* Challenge *
Every line below is to be copied exactly, with the pictures left out.

* * * * * * *

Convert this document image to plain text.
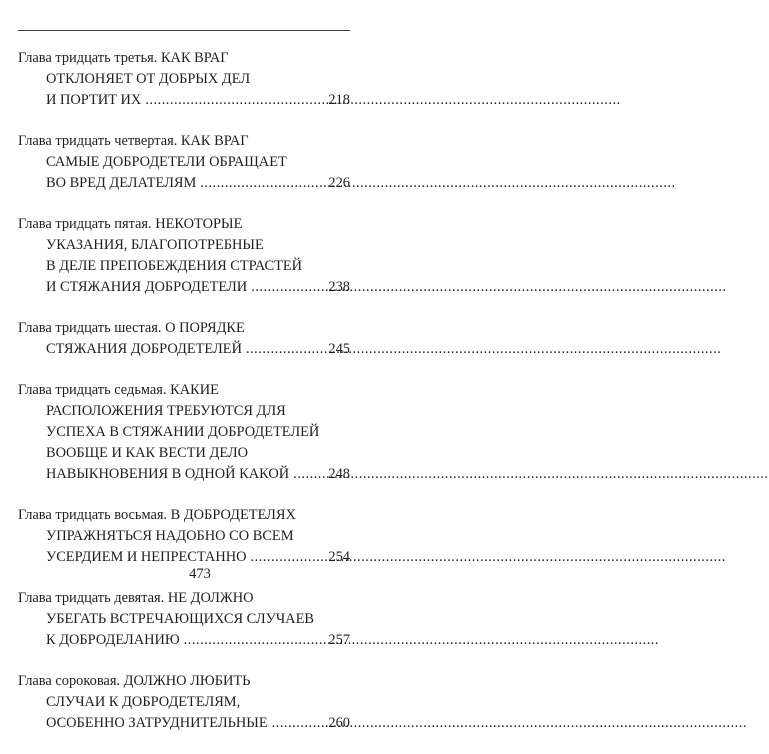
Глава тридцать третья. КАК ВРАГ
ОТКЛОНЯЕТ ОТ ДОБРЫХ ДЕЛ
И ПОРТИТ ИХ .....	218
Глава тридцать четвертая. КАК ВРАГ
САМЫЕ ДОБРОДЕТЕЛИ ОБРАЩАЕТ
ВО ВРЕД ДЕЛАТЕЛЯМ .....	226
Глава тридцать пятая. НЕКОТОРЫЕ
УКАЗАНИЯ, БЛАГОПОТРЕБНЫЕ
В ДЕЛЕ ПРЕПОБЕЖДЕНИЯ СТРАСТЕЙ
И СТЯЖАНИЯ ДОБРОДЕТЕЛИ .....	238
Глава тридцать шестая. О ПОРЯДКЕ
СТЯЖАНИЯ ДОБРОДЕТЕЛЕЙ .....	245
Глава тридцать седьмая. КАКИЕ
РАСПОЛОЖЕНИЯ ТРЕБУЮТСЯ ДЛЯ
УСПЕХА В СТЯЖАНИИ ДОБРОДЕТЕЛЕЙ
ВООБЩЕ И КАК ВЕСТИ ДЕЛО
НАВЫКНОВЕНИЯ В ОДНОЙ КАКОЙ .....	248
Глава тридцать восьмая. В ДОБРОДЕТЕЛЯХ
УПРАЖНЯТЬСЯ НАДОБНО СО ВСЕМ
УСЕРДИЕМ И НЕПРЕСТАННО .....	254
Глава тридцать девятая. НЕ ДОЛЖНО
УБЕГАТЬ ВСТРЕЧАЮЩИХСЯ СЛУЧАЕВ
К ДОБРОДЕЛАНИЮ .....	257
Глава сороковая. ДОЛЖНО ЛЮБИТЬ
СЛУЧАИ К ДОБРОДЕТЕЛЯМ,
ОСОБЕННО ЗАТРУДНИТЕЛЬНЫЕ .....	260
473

* * * * * * *

* Exercise response *
Convert this document image to plain text.
Глава тридцать третья. КАК ВРАГ
ОТКЛОНЯЕТ ОТ ДОБРЫХ ДЕЛ
И ПОРТИТ ИХ .....	218
Глава тридцать четвертая. КАК ВРАГ
САМЫЕ ДОБРОДЕТЕЛИ ОБРАЩАЕТ
ВО ВРЕД ДЕЛАТЕЛЯМ .....	226
Глава тридцать пятая. НЕКОТОРЫЕ
УКАЗАНИЯ, БЛАГОПОТРЕБНЫЕ
В ДЕЛЕ ПРЕПОБЕЖДЕНИЯ СТРАСТЕЙ
И СТЯЖАНИЯ ДОБРОДЕТЕЛИ .....	238
Глава тридцать шестая. О ПОРЯДКЕ
СТЯЖАНИЯ ДОБРОДЕТЕЛЕЙ .....	245
Глава тридцать седьмая. КАКИЕ
РАСПОЛОЖЕНИЯ ТРЕБУЮТСЯ ДЛЯ
УСПЕХА В СТЯЖАНИИ ДОБРОДЕТЕЛЕЙ
ВООБЩЕ И КАК ВЕСТИ ДЕЛО
НАВЫКНОВЕНИЯ В ОДНОЙ КАКОЙ .....	248
Глава тридцать восьмая. В ДОБРОДЕТЕЛЯХ
УПРАЖНЯТЬСЯ НАДОБНО СО ВСЕМ
УСЕРДИЕМ И НЕПРЕСТАННО .....	254
Глава тридцать девятая. НЕ ДОЛЖНО
УБЕГАТЬ ВСТРЕЧАЮЩИХСЯ СЛУЧАЕВ
К ДОБРОДЕЛАНИЮ .....	257
Глава сороковая. ДОЛЖНО ЛЮБИТЬ
СЛУЧАИ К ДОБРОДЕТЕЛЯМ,
ОСОБЕННО ЗАТРУДНИТЕЛЬНЫЕ .....	260
473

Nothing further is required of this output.